== TEXT PROVIDED ==
::::
At Fogo de Chão, the new Brazilian steak house, the recipe for success is excess

Meat Your Match
Photo by Eric Moore

Click here to watch a virtual tour of the restaurant.

WHEN A COOK comes out of the kitchen wielding a giant knife, you’ve got two options: run like hell or salivate. In the case of Fogo de Chão, the new Brazilian steak house where gaucho chefs in neckerchiefs and short pants rocket out of the kitchen carrying smoking skewers of meat, most customers choose to lick their lips.

Fogo is a chain restaurant that specializes in churrasco, a cooking style indigenous to the Pampas of South America, where hungry cowboys roast hunks of meat on spits over an open flame. The chain originated in Porto Alegre, Brazil, but has found its way to Minneapolis and other American cities by re-creating the churrascaria experience as Epcot would: comfortable and sanitized. No bugs, no dust, no sweltering heat. No jaguars lurking on the horizon. But the meat is authentically prepared: Not sliced, diced, or smothered with sauce beyond recognition. Just juicy flesh, some still on the bone.
::::
== DATASET SECTION ==
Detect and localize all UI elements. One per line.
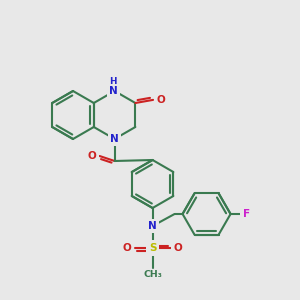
::::
== WORK TO COMPLETE ==
#1 Summarize the Fogo de Chão article in two sentences.
#2 Write the next part of the Fogo de Chão article, picking up after its final sentence.

== EXPECTED ANSWERS ==
#1 Fogo de Chão, a new Brazilian steak house, is a chain that specializes in churrasco, a cooking style from the South American Pampas in which meat is roasted on spits over an open flame. Having originated in Porto Alegre, Brazil, the chain has come to Minneapolis and other American cities with a comfortable, sanitized version of the churrascaria experience, yet its meat, carried from the kitchen on skewers by gaucho chefs, is authentically prepared without being sliced, diced, or smothered in sauce.

#2
Diners are charged a flat fee ($22.50 for lunch, $38.50 for dinner) for unlimited access to Fogo’s salad bar and its selection of meats, which are brought tableside until you’ve had your fill. Patrons are given a paper disc, red on one side, green on the other, which they flip to let the gauchos know if they’re ready for more or have enough on their plate. “You can flip all night if you want to,” our waiter encouraged.

The night I visited, the room was filled, mostly with couples and groups of businesspeople, attacking the meat with silverware so huge it seemed made for a meal at a castle. The dining room is large, open, and somewhat overstimulating, with its photos of Brazilian cowboys and dozens of staff circulating through the space. It’s a perfect place to take a colleague or client: There are enough interruptions and distractions to fill the awkwardest of awkward pauses. It seems a dubious date-night choice, however: Who wants to go home with someone whose belly is puffed out like Homer Simpson’s after a night at Old Country Buffet?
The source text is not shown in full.